▶ Required task:
Transcribe each record below word for word.

▶ Data for this task:

— BEGIN —

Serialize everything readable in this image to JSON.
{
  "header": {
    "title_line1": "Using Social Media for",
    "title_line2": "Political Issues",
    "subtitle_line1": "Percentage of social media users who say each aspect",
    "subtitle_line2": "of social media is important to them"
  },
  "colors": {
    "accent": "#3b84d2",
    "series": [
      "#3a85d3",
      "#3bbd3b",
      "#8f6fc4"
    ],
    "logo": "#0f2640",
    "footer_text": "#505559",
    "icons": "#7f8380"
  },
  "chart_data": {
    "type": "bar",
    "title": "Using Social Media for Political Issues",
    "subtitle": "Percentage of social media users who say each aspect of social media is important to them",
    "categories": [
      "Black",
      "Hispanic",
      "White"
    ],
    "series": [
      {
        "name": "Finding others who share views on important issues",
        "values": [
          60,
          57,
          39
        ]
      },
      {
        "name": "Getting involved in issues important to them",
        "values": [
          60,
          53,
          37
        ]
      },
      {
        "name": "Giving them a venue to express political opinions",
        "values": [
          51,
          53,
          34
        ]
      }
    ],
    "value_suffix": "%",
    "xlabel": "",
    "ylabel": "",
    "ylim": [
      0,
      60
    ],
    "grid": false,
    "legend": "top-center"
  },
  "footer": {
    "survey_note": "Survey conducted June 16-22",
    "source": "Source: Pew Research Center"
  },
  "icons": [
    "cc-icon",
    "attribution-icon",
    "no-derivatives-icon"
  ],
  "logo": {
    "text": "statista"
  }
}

— END —

▶ Written answer:
Serialize everything readable in this image to JSON.
{
  "header": {
    "title_line1": "Using Social Media for",
    "title_line2": "Political Issues",
    "subtitle_line1": "Percentage of social media users who say each aspect",
    "subtitle_line2": "of social media is important to them"
  },
  "colors": {
    "accent": "#3b84d2",
    "series": [
      "#3a85d3",
      "#3bbd3b",
      "#8f6fc4"
    ],
    "logo": "#0f2640",
    "footer_text": "#505559",
    "icons": "#7f8380"
  },
  "chart_data": {
    "type": "bar",
    "title": "Using Social Media for Political Issues",
    "subtitle": "Percentage of social media users who say each aspect of social media is important to them",
    "categories": [
      "Black",
      "Hispanic",
      "White"
    ],
    "series": [
      {
        "name": "Finding others who share views on important issues",
        "values": [
          60,
          57,
          39
        ]
      },
      {
        "name": "Getting involved in issues important to them",
        "values": [
          60,
          53,
          37
        ]
      },
      {
        "name": "Giving them a venue to express political opinions",
        "values": [
          51,
          53,
          34
        ]
      }
    ],
    "value_suffix": "%",
    "xlabel": "",
    "ylabel": "",
    "ylim": [
      0,
      60
    ],
    "grid": false,
    "legend": "top-center"
  },
  "footer": {
    "survey_note": "Survey conducted June 16-22",
    "source": "Source: Pew Research Center"
  },
  "icons": [
    "cc-icon",
    "attribution-icon",
    "no-derivatives-icon"
  ],
  "logo": {
    "text": "statista"
  }
}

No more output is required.